* **PROMPT**:
In the lines below, find how many contain the word "used" and report that figure alone.

* **PROVIDED ENTRIES**:
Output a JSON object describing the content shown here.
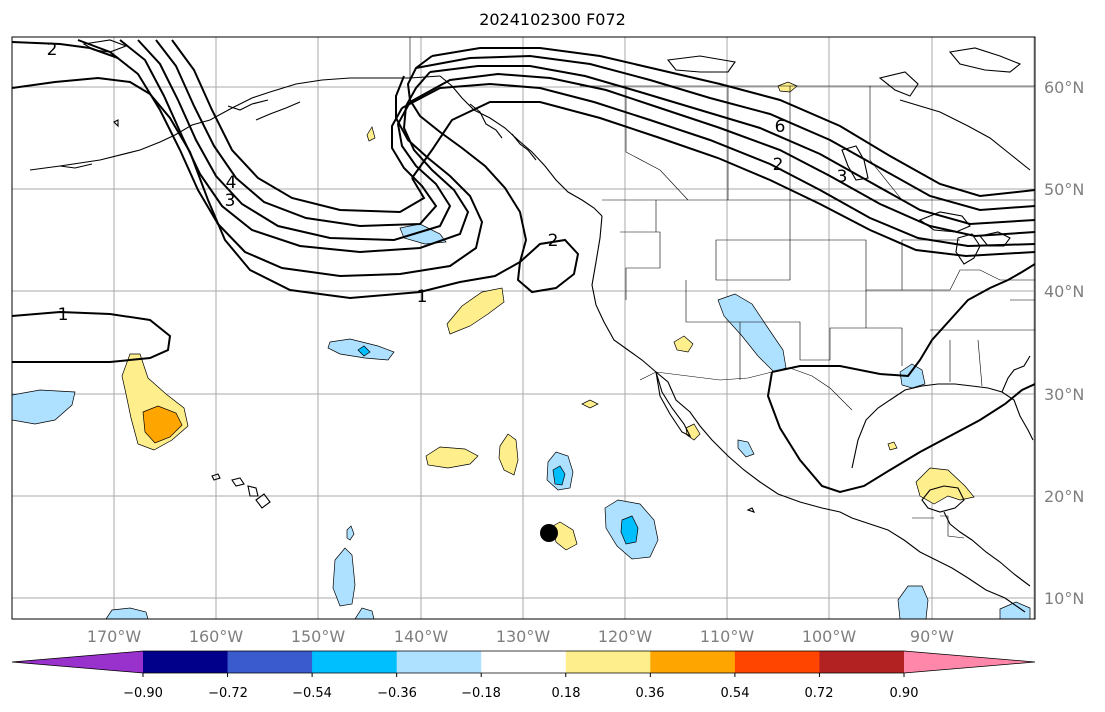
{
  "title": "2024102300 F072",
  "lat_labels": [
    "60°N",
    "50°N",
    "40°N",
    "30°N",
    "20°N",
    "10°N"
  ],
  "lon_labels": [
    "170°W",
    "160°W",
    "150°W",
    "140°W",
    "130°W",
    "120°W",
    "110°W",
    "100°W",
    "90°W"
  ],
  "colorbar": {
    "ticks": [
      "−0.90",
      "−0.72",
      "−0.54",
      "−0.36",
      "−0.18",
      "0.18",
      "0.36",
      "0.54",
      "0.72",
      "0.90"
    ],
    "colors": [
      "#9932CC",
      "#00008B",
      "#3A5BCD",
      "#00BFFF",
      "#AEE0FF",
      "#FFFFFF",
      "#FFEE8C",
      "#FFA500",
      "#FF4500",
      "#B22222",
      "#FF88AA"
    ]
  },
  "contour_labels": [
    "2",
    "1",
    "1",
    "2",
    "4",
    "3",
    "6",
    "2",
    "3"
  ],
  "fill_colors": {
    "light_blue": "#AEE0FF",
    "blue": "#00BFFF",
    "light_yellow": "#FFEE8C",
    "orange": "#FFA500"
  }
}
* * *
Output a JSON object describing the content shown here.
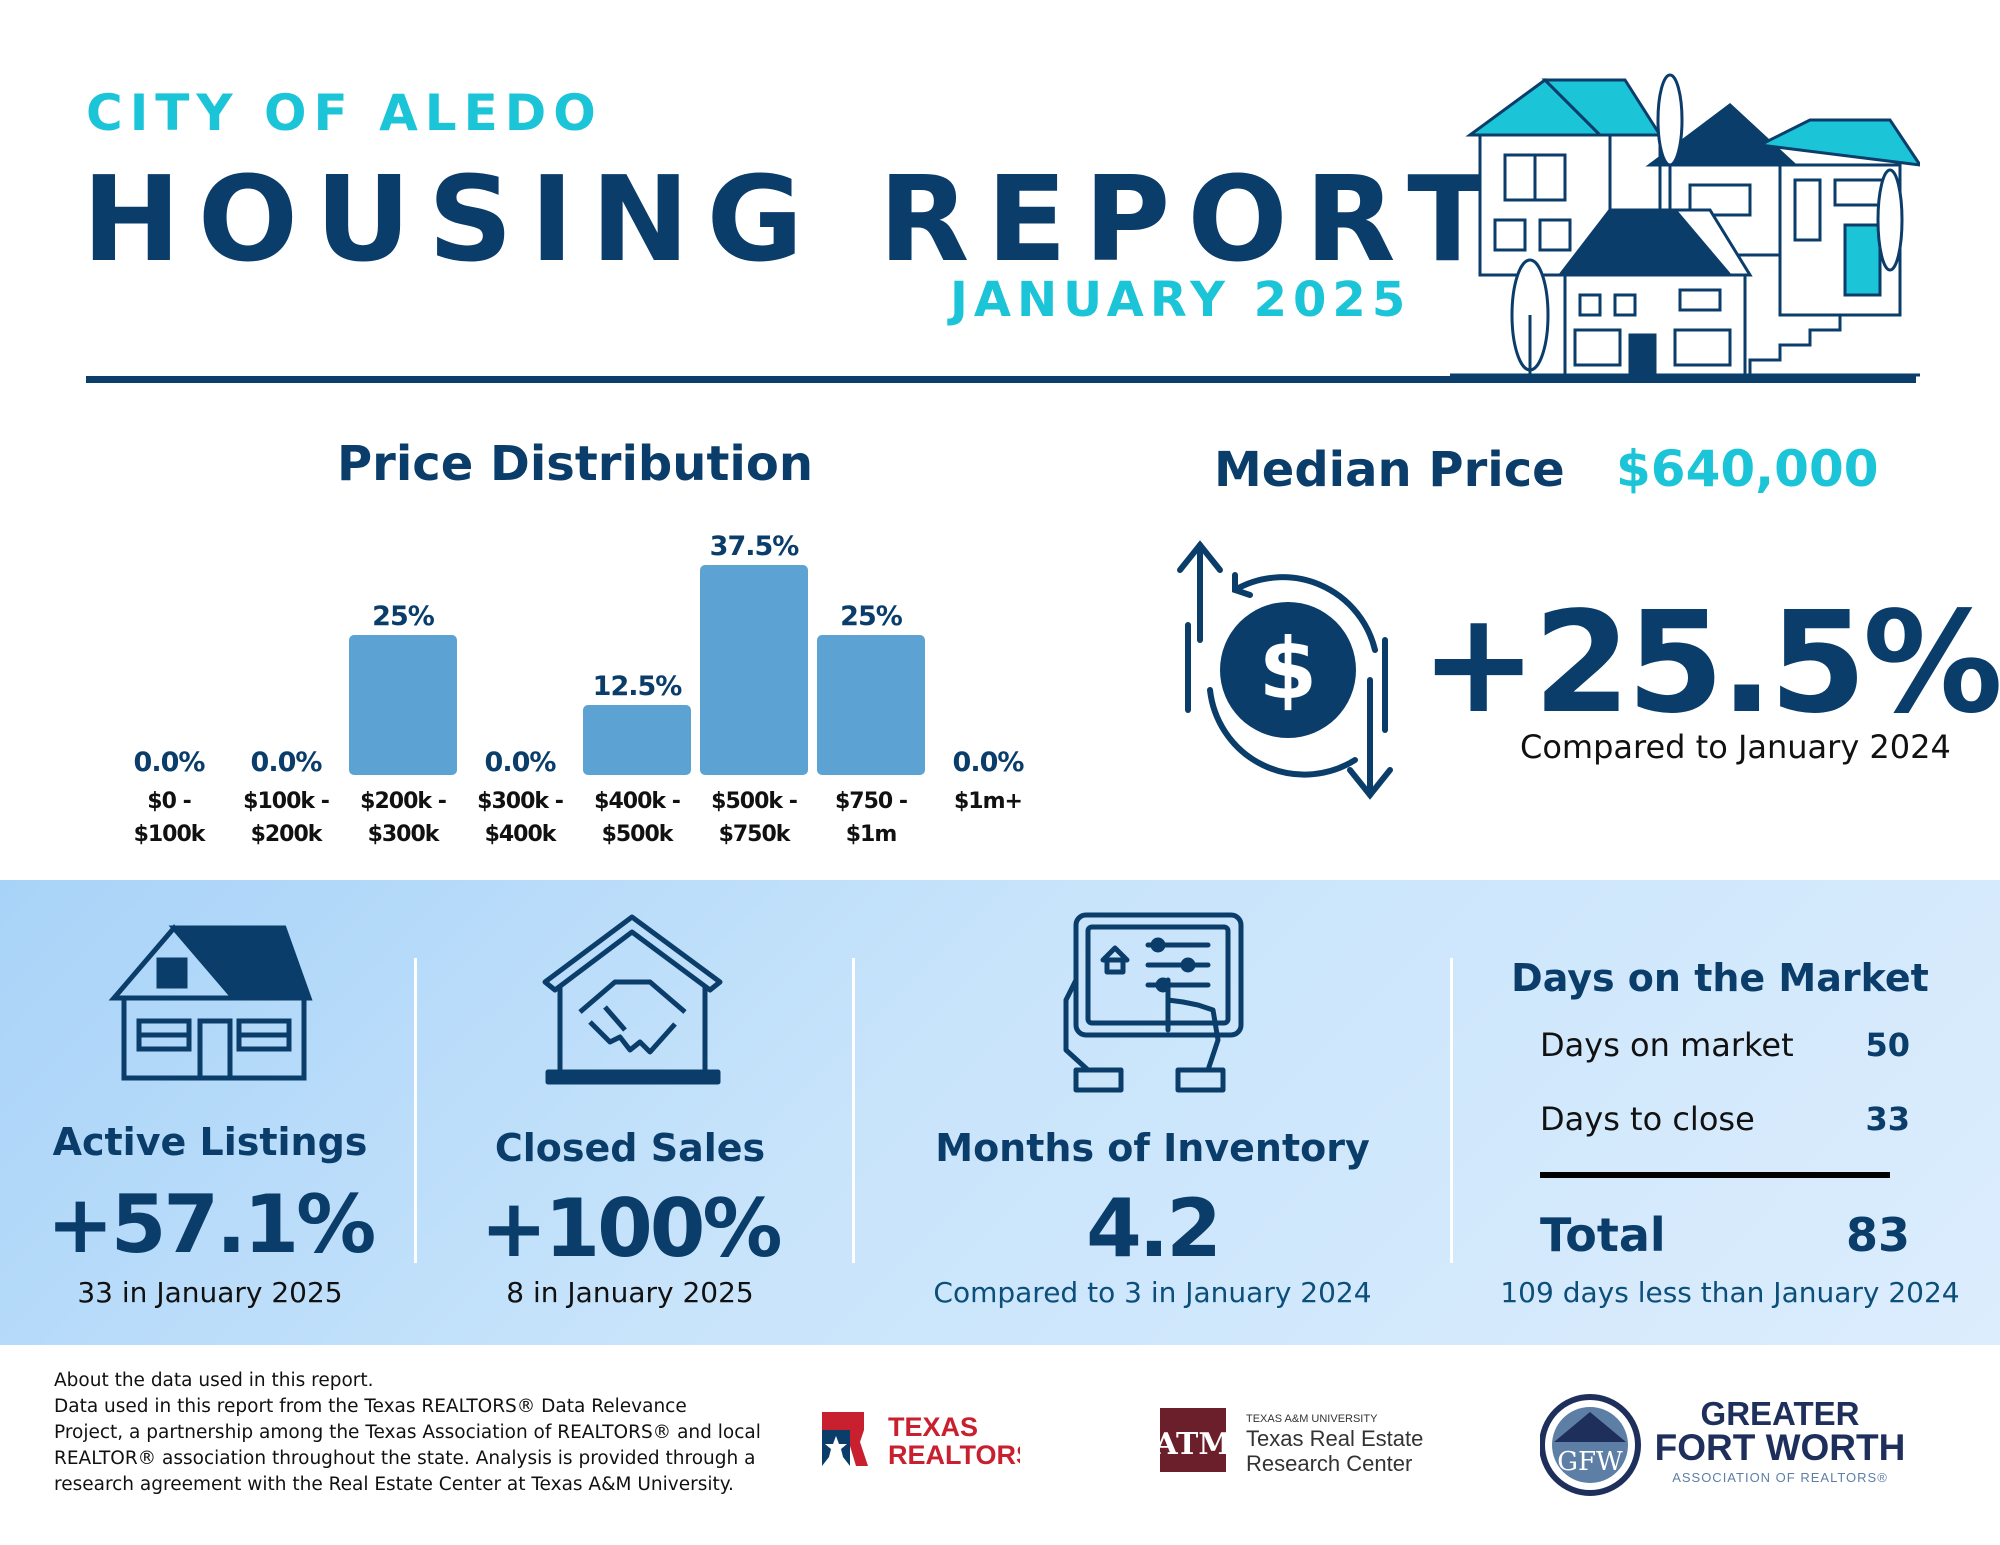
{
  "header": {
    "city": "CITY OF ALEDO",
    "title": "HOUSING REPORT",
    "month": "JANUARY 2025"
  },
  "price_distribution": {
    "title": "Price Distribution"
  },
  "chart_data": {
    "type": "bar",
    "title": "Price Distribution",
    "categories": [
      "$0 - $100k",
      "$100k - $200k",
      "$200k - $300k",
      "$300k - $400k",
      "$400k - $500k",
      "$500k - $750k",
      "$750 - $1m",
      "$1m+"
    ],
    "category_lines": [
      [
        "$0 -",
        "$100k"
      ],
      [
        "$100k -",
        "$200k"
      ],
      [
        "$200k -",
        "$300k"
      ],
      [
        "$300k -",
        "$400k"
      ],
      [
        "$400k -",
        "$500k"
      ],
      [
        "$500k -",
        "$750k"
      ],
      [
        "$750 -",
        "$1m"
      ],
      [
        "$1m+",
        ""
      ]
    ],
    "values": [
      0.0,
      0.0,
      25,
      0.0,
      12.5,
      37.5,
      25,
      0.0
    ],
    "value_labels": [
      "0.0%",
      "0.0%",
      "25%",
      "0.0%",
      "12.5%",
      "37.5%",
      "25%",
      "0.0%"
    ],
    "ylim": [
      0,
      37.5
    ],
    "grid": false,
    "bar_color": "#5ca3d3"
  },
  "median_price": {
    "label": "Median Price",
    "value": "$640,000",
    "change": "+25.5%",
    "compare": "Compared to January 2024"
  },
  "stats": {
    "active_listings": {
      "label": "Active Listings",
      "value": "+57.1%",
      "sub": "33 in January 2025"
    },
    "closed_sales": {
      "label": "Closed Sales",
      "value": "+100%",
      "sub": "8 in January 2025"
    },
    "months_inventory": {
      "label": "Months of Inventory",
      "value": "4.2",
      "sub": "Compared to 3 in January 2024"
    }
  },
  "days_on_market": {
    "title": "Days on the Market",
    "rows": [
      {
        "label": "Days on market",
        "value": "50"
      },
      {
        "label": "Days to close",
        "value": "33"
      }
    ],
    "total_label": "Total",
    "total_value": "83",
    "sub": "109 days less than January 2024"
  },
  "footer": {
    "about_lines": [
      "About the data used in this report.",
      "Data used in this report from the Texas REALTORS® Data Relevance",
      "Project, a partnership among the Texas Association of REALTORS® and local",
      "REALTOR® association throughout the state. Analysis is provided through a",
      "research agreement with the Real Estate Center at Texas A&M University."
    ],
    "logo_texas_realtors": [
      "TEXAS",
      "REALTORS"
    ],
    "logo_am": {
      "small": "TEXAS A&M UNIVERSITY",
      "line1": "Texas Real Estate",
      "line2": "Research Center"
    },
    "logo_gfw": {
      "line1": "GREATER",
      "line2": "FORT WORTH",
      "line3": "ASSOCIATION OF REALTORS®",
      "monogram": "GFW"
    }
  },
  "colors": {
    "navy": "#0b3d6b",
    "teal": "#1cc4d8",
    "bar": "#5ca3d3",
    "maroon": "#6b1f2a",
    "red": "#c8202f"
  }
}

* **OUTPUT FOR THIS EXERCISE**:
2